§ **Exercise aim**:
What is the number of lines in the entries below that include the word "loss"? Provide the number only.

::::::::

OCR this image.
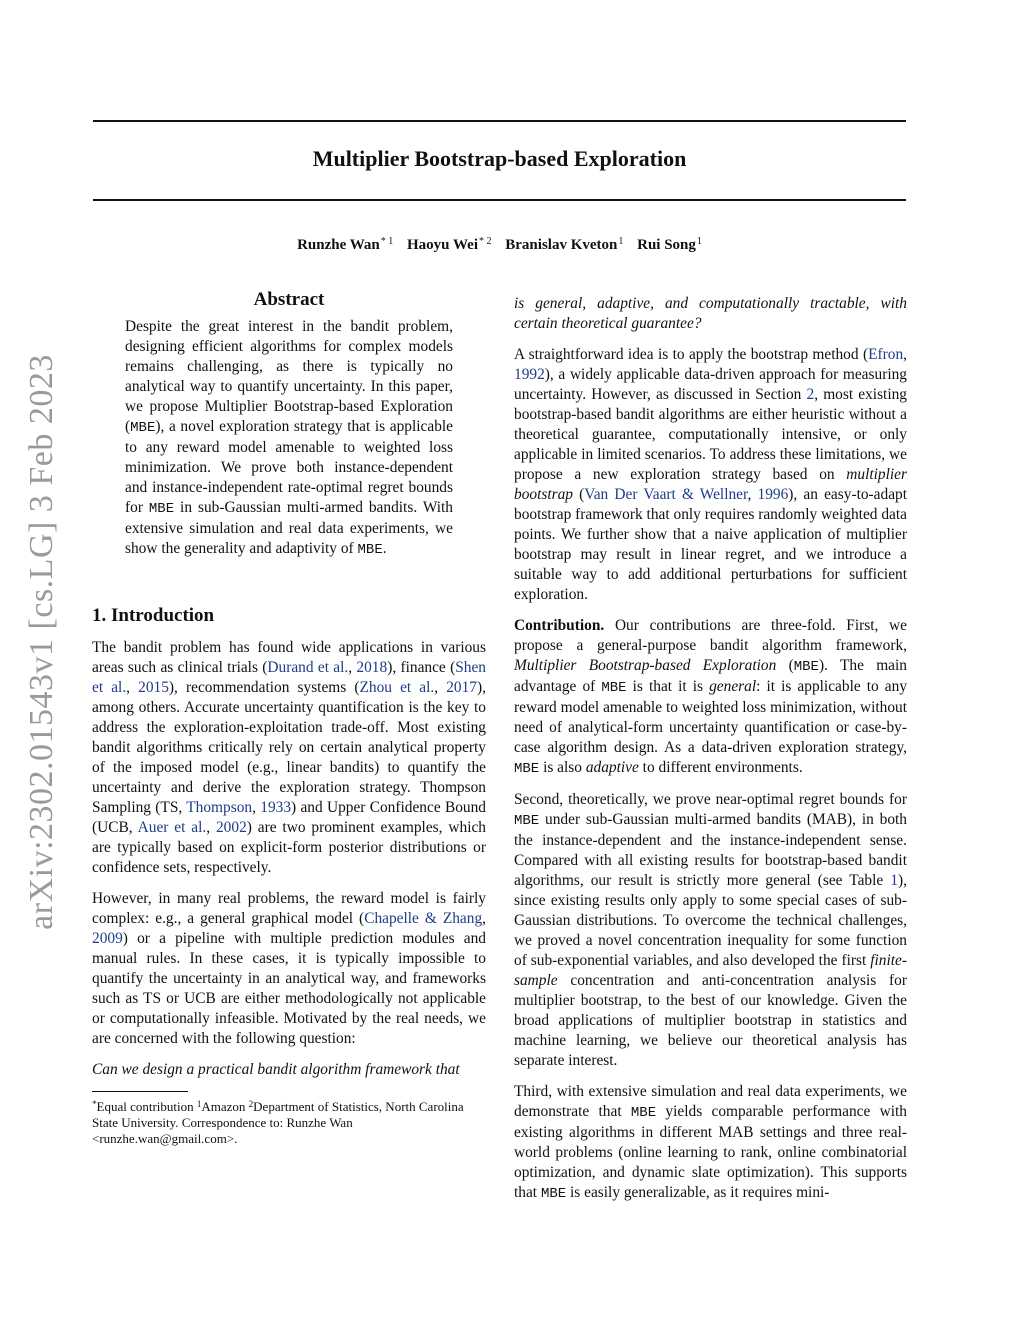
arXiv:2302.01543v1 [cs.LG] 3 Feb 2023
Multiplier Bootstrap-based Exploration
Runzhe Wan$^{* 1}$ Haoyu Wei$^{* 2}$ Branislav Kveton$^1$ Rui Song$^1$
Abstract
Despite the great interest in the bandit problem, designing efficient algorithms for complex models remains challenging, as there is typically no analytical way to quantify uncertainty. In this paper, we propose Multiplier Bootstrap-based Exploration (MBE), a novel exploration strategy that is applicable to any reward model amenable to weighted loss minimization. We prove both instance-dependent and instance-independent rate-optimal regret bounds for MBE in sub-Gaussian multi-armed bandits. With extensive simulation and real data experiments, we show the generality and adaptivity of MBE.
1. Introduction

The bandit problem has found wide applications in various areas such as clinical trials (Durand et al., 2018), finance (Shen et al., 2015), recommendation systems (Zhou et al., 2017), among others. Accurate uncertainty quantification is the key to address the exploration-exploitation trade-off. Most existing bandit algorithms critically rely on certain analytical property of the imposed model (e.g., linear bandits) to quantify the uncertainty and derive the exploration strategy. Thompson Sampling (TS, Thompson, 1933) and Upper Confidence Bound (UCB, Auer et al., 2002) are two prominent examples, which are typically based on explicit-form posterior distributions or confidence sets, respectively.

However, in many real problems, the reward model is fairly complex: e.g., a general graphical model (Chapelle & Zhang, 2009) or a pipeline with multiple prediction modules and manual rules. In these cases, it is typically impossible to quantify the uncertainty in an analytical way, and frameworks such as TS or UCB are either methodologically not applicable or computationally infeasible. Motivated by the real needs, we are concerned with the following question:

Can we design a practical bandit algorithm framework that

*Equal contribution $^1$Amazon $^2$Department of Statistics, North Carolina State University. Correspondence to: Runzhe Wan <runzhe.wan@gmail.com>.

is general, adaptive, and computationally tractable, with certain theoretical guarantee?

A straightforward idea is to apply the bootstrap method (Efron, 1992), a widely applicable data-driven approach for measuring uncertainty. However, as discussed in Section 2, most existing bootstrap-based bandit algorithms are either heuristic without a theoretical guarantee, computationally intensive, or only applicable in limited scenarios. To address these limitations, we propose a new exploration strategy based on multiplier bootstrap (Van Der Vaart & Wellner, 1996), an easy-to-adapt bootstrap framework that only requires randomly weighted data points. We further show that a naive application of multiplier bootstrap may result in linear regret, and we introduce a suitable way to add additional perturbations for sufficient exploration.

Contribution. Our contributions are three-fold. First, we propose a general-purpose bandit algorithm framework, Multiplier Bootstrap-based Exploration (MBE). The main advantage of MBE is that it is general: it is applicable to any reward model amenable to weighted loss minimization, without need of analytical-form uncertainty quantification or case-by-case algorithm design. As a data-driven exploration strategy, MBE is also adaptive to different environments.

Second, theoretically, we prove near-optimal regret bounds for MBE under sub-Gaussian multi-armed bandits (MAB), in both the instance-dependent and the instance-independent sense. Compared with all existing results for bootstrap-based bandit algorithms, our result is strictly more general (see Table 1), since existing results only apply to some special cases of sub-Gaussian distributions. To overcome the technical challenges, we proved a novel concentration inequality for some function of sub-exponential variables, and also developed the first finite-sample concentration and anti-concentration analysis for multiplier bootstrap, to the best of our knowledge. Given the broad applications of multiplier bootstrap in statistics and machine learning, we believe our theoretical analysis has separate interest.

Third, with extensive simulation and real data experiments, we demonstrate that MBE yields comparable performance with existing algorithms in different MAB settings and three real-world problems (online learning to rank, online combinatorial optimization, and dynamic slate optimization). This supports that MBE is easily generalizable, as it requires mini-
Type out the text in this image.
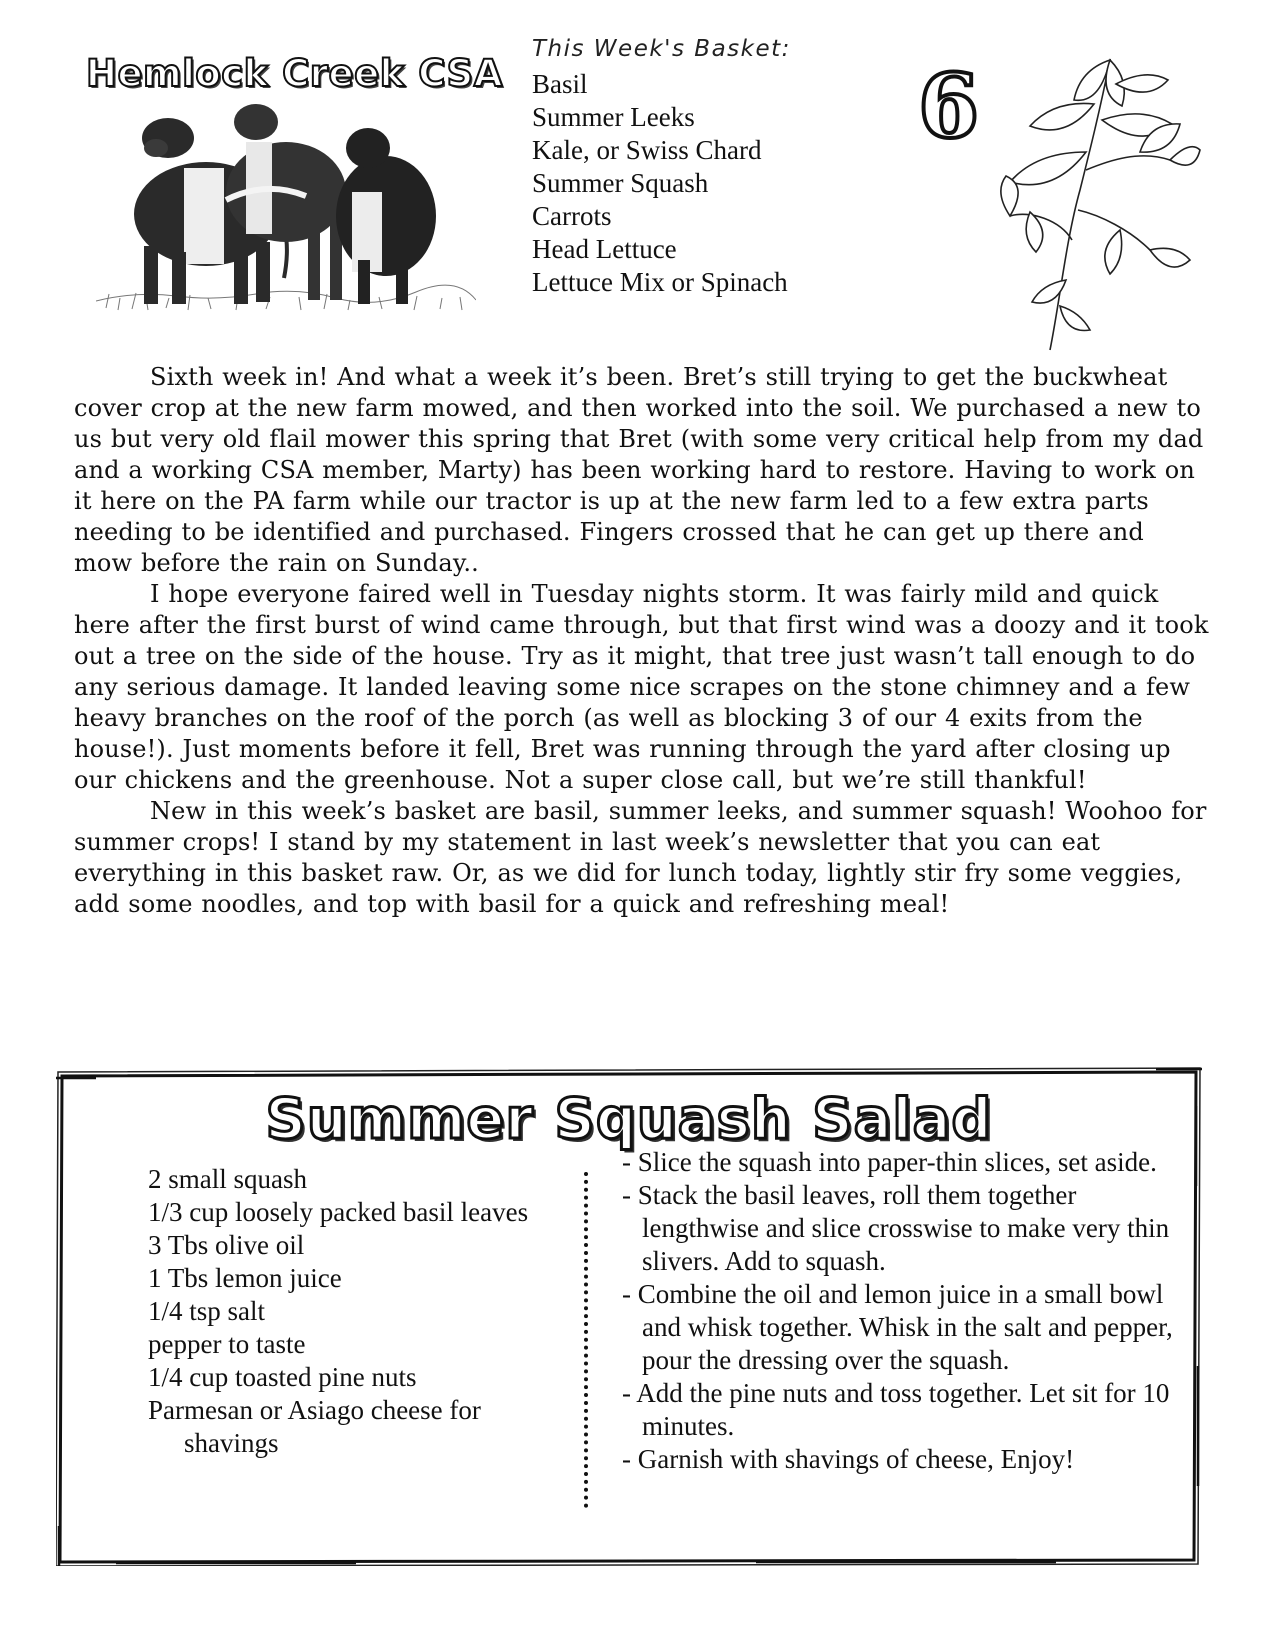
Hemlock Creek CSA
This Week's Basket:
Basil
Summer Leeks
Kale, or Swiss Chard
Summer Squash
Carrots
Head Lettuce
Lettuce Mix or Spinach
6

Sixth week in! And what a week it’s been. Bret’s still trying to get the buckwheat cover crop at the new farm mowed, and then worked into the soil. We purchased a new to us but very old flail mower this spring that Bret (with some very critical help from my dad and a working CSA member, Marty) has been working hard to restore. Having to work on it here on the PA farm while our tractor is up at the new farm led to a few extra parts needing to be identified and purchased. Fingers crossed that he can get up there and mow before the rain on Sunday..

I hope everyone faired well in Tuesday nights storm. It was fairly mild and quick here after the first burst of wind came through, but that first wind was a doozy and it took out a tree on the side of the house. Try as it might, that tree just wasn’t tall enough to do any serious damage. It landed leaving some nice scrapes on the stone chimney and a few heavy branches on the roof of the porch (as well as blocking 3 of our 4 exits from the house!). Just moments before it fell, Bret was running through the yard after closing up our chickens and the greenhouse. Not a super close call, but we’re still thankful!

New in this week’s basket are basil, summer leeks, and summer squash! Woohoo for summer crops! I stand by my statement in last week’s newsletter that you can eat everything in this basket raw. Or, as we did for lunch today, lightly stir fry some veggies, add some noodles, and top with basil for a quick and refreshing meal!

Summer Squash Salad
2 small squash
1/3 cup loosely packed basil leaves
3 Tbs olive oil
1 Tbs lemon juice
1/4 tsp salt
pepper to taste
1/4 cup toasted pine nuts
Parmesan or Asiago cheese for shavings
- Slice the squash into paper-thin slices, set aside.
- Stack the basil leaves, roll them together lengthwise and slice crosswise to make very thin slivers. Add to squash.
- Combine the oil and lemon juice in a small bowl and whisk together. Whisk in the salt and pepper, pour the dressing over the squash.
- Add the pine nuts and toss together. Let sit for 10 minutes.
- Garnish with shavings of cheese, Enjoy!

::::::::

§ **Exercise result**:
2